Pick out each line in these entries that contains the string "вниз".

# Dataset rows
⁂

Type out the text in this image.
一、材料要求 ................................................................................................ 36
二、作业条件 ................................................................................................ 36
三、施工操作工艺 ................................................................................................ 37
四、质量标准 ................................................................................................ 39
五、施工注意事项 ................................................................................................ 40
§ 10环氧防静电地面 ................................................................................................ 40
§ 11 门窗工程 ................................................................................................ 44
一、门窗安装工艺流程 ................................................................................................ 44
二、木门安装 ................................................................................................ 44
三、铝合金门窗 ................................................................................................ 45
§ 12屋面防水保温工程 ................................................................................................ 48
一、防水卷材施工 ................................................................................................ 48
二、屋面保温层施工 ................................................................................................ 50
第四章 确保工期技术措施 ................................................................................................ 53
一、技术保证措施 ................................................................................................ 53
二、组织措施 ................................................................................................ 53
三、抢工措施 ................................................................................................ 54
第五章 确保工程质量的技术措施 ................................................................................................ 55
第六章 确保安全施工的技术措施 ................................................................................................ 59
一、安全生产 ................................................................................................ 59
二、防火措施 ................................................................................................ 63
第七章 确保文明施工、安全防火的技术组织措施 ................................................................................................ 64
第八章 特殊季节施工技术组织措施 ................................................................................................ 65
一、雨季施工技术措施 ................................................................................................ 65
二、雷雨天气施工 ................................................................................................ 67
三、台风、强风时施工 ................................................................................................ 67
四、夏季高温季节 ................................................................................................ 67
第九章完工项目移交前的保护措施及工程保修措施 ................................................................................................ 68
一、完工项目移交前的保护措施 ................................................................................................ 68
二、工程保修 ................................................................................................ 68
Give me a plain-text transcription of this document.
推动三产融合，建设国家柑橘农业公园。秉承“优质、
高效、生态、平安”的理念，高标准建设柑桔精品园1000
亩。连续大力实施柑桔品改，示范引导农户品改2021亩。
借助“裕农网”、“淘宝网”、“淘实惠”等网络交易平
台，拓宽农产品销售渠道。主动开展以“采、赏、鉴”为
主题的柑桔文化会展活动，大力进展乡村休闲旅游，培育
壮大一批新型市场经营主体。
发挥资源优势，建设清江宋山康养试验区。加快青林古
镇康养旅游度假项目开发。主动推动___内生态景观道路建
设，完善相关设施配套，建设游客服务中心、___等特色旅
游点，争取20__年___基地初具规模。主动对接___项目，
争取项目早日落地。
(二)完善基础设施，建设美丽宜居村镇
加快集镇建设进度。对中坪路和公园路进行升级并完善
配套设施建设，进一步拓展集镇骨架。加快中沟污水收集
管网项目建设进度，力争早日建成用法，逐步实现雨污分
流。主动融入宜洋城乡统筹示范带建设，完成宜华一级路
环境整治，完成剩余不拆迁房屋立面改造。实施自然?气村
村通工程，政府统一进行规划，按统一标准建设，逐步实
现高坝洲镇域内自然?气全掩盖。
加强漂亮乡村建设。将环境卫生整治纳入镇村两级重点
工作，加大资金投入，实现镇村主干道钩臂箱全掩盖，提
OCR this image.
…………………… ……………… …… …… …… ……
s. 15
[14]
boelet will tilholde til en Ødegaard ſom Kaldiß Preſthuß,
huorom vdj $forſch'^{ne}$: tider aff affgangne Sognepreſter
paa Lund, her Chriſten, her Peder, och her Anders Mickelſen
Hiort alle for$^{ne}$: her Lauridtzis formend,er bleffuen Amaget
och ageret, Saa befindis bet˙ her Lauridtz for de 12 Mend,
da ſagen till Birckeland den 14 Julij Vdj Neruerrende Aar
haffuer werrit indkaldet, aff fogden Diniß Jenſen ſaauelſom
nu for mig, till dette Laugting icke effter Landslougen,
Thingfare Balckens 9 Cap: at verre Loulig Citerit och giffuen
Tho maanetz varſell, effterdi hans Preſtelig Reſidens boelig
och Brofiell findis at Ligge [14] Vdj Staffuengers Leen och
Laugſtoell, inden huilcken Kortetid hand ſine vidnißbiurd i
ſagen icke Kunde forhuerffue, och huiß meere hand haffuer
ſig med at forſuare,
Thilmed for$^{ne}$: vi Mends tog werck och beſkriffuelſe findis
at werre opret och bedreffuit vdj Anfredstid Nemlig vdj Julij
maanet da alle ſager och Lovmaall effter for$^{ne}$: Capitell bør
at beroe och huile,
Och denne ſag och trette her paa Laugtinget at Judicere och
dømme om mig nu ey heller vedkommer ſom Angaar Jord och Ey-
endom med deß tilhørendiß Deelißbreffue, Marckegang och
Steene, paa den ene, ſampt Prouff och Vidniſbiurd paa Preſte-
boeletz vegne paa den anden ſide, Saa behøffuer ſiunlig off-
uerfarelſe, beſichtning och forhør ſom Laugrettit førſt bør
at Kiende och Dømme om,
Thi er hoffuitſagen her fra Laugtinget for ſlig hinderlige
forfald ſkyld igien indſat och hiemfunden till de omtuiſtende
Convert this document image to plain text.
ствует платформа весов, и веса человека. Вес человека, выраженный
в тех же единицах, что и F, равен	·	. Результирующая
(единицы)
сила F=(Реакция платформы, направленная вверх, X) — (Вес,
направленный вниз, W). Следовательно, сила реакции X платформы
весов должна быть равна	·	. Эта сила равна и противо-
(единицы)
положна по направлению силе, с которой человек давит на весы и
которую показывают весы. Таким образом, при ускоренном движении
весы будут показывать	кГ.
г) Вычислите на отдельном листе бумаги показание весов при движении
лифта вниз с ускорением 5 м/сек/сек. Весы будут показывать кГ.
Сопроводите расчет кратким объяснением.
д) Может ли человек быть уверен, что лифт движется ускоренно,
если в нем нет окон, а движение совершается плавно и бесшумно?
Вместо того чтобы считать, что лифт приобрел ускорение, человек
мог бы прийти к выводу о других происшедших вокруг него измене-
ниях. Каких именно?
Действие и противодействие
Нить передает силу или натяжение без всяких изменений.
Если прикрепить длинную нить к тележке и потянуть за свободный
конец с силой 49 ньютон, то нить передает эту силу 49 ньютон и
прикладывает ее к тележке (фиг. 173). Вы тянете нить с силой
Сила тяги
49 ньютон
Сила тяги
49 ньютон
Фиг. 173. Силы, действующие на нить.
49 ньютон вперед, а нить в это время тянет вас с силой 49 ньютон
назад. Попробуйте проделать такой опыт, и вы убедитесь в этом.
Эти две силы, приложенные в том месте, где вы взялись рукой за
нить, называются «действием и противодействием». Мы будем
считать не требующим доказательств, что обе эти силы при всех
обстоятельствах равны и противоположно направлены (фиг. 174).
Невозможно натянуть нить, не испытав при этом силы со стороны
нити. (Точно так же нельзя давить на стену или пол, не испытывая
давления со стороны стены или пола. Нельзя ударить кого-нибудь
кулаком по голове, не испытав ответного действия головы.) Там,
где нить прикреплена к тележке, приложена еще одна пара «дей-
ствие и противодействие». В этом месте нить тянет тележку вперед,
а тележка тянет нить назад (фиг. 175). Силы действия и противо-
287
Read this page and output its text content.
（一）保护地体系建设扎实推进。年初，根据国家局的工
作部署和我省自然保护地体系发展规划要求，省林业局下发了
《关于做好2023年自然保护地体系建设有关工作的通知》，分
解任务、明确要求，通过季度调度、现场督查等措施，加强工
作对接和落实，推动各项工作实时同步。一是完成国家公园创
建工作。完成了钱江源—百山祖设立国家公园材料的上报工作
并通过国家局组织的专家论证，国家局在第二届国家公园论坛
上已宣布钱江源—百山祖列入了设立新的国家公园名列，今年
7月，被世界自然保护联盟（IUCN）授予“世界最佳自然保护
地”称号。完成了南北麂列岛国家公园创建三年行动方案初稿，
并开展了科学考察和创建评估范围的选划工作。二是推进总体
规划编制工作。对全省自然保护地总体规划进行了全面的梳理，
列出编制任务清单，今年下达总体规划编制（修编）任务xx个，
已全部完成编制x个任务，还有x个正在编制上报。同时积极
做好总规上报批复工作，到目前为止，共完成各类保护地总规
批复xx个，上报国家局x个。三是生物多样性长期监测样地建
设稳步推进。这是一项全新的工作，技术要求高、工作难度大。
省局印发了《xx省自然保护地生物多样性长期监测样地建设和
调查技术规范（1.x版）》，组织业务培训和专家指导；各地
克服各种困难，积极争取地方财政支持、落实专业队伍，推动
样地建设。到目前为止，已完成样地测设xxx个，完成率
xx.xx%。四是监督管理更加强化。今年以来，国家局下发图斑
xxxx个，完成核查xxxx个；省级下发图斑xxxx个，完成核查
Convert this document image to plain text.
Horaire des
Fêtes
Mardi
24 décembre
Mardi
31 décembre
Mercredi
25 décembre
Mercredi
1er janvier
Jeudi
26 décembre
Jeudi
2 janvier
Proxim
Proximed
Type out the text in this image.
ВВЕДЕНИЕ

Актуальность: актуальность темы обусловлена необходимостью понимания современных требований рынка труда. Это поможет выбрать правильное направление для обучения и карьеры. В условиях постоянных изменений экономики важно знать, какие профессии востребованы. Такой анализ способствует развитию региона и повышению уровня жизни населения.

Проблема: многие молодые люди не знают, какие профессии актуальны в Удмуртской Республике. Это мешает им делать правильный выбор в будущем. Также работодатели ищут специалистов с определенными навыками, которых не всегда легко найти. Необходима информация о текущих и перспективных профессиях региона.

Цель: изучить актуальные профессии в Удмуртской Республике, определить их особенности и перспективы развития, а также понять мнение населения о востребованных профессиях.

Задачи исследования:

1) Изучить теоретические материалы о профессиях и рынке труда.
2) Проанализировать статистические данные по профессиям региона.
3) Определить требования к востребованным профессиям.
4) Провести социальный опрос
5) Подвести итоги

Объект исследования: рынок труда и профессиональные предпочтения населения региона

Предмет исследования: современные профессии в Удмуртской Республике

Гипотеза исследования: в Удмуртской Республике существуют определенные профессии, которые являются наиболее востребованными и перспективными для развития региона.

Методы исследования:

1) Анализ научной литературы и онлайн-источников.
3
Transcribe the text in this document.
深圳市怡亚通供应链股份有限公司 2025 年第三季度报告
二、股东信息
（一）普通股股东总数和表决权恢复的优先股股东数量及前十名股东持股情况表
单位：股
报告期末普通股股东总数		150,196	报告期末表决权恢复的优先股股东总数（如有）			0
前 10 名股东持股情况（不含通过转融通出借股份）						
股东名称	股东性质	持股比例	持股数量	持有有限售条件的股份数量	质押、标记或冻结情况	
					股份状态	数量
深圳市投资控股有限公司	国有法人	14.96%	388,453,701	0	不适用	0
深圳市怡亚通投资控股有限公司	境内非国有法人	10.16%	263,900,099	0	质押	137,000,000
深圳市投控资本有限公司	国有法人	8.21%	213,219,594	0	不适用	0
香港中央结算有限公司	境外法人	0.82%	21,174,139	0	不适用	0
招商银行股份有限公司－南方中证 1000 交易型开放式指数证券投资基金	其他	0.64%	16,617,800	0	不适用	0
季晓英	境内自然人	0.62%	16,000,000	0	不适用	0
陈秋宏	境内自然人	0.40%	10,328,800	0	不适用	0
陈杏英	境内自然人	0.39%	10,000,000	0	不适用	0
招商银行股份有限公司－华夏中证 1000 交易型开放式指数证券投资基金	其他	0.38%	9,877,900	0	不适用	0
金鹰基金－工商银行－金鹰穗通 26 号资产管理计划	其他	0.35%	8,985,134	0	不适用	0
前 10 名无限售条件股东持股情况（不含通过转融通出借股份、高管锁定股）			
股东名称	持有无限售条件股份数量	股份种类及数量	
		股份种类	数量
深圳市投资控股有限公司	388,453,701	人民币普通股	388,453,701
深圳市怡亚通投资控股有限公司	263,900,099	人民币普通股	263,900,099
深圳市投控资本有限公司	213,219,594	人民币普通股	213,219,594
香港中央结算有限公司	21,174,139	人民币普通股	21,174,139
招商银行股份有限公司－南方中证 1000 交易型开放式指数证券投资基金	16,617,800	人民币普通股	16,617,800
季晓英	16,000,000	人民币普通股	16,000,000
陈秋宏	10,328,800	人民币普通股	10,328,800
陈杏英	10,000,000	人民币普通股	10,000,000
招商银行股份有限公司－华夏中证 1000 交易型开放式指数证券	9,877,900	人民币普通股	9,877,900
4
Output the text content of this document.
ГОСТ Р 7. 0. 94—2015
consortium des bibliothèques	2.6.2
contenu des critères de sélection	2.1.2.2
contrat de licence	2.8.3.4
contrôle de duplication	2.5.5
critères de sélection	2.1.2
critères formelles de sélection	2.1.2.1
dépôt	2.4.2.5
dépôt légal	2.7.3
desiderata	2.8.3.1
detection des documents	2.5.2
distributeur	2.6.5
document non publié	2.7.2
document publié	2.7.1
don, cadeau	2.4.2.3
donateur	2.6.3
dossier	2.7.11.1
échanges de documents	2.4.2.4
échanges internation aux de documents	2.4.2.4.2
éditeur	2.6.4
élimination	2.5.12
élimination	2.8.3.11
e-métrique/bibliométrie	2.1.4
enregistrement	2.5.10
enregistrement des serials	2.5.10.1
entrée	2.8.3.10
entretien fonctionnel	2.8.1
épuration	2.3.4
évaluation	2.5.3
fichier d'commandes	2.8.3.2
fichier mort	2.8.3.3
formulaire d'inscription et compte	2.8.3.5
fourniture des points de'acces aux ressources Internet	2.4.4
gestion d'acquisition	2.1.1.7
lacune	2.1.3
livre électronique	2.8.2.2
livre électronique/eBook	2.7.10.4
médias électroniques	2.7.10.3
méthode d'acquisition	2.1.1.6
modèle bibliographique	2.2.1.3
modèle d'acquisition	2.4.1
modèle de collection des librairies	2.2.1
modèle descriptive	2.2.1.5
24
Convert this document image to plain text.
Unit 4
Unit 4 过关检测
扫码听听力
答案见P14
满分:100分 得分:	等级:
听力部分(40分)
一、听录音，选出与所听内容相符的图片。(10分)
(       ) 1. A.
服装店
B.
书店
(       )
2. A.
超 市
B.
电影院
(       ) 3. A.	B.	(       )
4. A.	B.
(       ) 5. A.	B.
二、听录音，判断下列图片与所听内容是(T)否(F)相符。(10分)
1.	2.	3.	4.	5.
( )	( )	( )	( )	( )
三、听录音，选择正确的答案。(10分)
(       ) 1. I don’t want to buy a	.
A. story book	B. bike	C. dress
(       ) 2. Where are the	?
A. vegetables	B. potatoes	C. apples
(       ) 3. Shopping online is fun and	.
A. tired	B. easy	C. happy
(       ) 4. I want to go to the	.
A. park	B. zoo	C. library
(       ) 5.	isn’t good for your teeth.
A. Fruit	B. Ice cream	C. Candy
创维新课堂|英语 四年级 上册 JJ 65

⁂

# Result
направленный вниз, W). Следовательно, сила реакции X платформы
лифта вниз с ускорением 5 м/сек/сек. Весы будут показывать кГ.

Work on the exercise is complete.